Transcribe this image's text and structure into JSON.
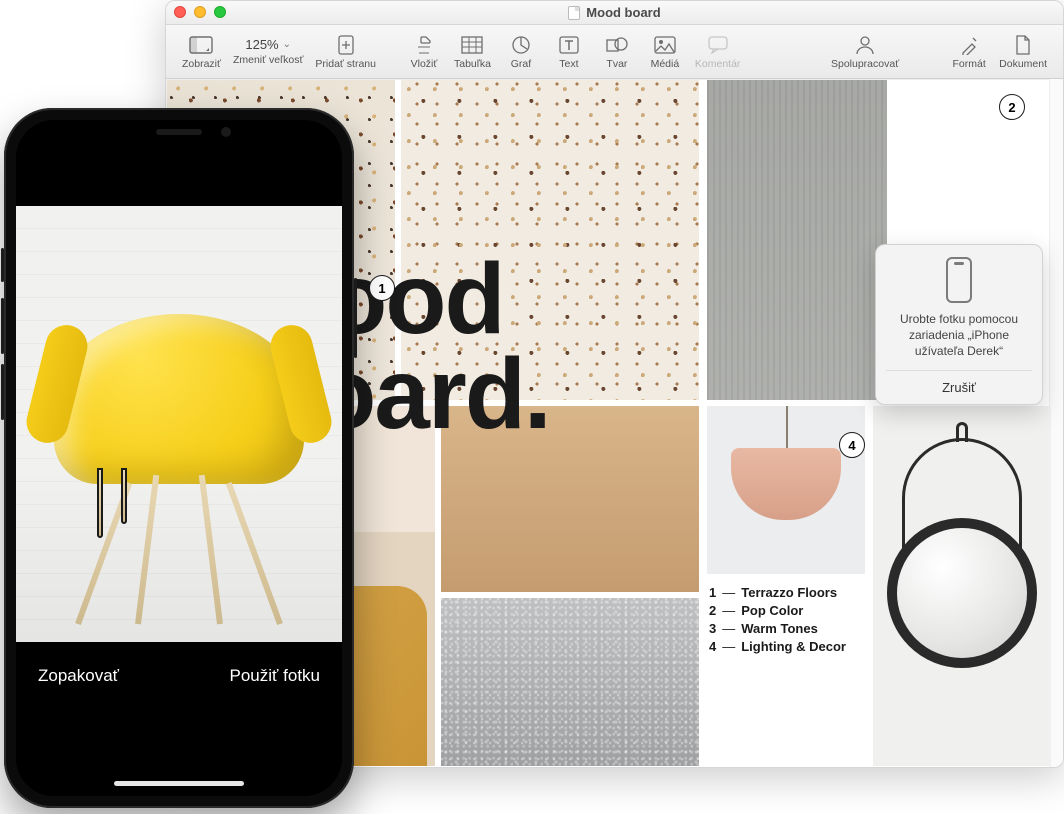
{
  "window": {
    "title": "Mood board",
    "zoom": "125%"
  },
  "toolbar": {
    "view": "Zobraziť",
    "zoom_label": "Zmeniť veľkosť",
    "add_page": "Pridať stranu",
    "insert": "Vložiť",
    "table": "Tabuľka",
    "chart": "Graf",
    "text": "Text",
    "shape": "Tvar",
    "media": "Médiá",
    "comment": "Komentár",
    "collaborate": "Spolupracovať",
    "format": "Formát",
    "document": "Dokument"
  },
  "document": {
    "heading_line1": "Mood",
    "heading_line2": "Board.",
    "callouts": {
      "c1": "1",
      "c2": "2",
      "c4": "4"
    },
    "legend": [
      {
        "n": "1",
        "text": "Terrazzo Floors"
      },
      {
        "n": "2",
        "text": "Pop Color"
      },
      {
        "n": "3",
        "text": "Warm Tones"
      },
      {
        "n": "4",
        "text": "Lighting & Decor"
      }
    ]
  },
  "popover": {
    "message": "Urobte fotku pomocou zariadenia „iPhone užívateľa Derek“",
    "cancel": "Zrušiť"
  },
  "iphone": {
    "retake": "Zopakovať",
    "use_photo": "Použiť fotku"
  }
}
----------------
-- Written exercise --
Give all the entries again exactly, dropping each picture.

-- Solution for this problem --
Transcribe this image's text and structure into JSON.
{
  "window": {
    "title": "Mood board",
    "zoom": "125%"
  },
  "toolbar": {
    "view": "Zobraziť",
    "zoom_label": "Zmeniť veľkosť",
    "add_page": "Pridať stranu",
    "insert": "Vložiť",
    "table": "Tabuľka",
    "chart": "Graf",
    "text": "Text",
    "shape": "Tvar",
    "media": "Médiá",
    "comment": "Komentár",
    "collaborate": "Spolupracovať",
    "format": "Formát",
    "document": "Dokument"
  },
  "document": {
    "heading_line1": "Mood",
    "heading_line2": "Board.",
    "callouts": {
      "c1": "1",
      "c2": "2",
      "c4": "4"
    },
    "legend": [
      {
        "n": "1",
        "text": "Terrazzo Floors"
      },
      {
        "n": "2",
        "text": "Pop Color"
      },
      {
        "n": "3",
        "text": "Warm Tones"
      },
      {
        "n": "4",
        "text": "Lighting & Decor"
      }
    ]
  },
  "popover": {
    "message": "Urobte fotku pomocou zariadenia „iPhone užívateľa Derek“",
    "cancel": "Zrušiť"
  },
  "iphone": {
    "retake": "Zopakovať",
    "use_photo": "Použiť fotku"
  }
}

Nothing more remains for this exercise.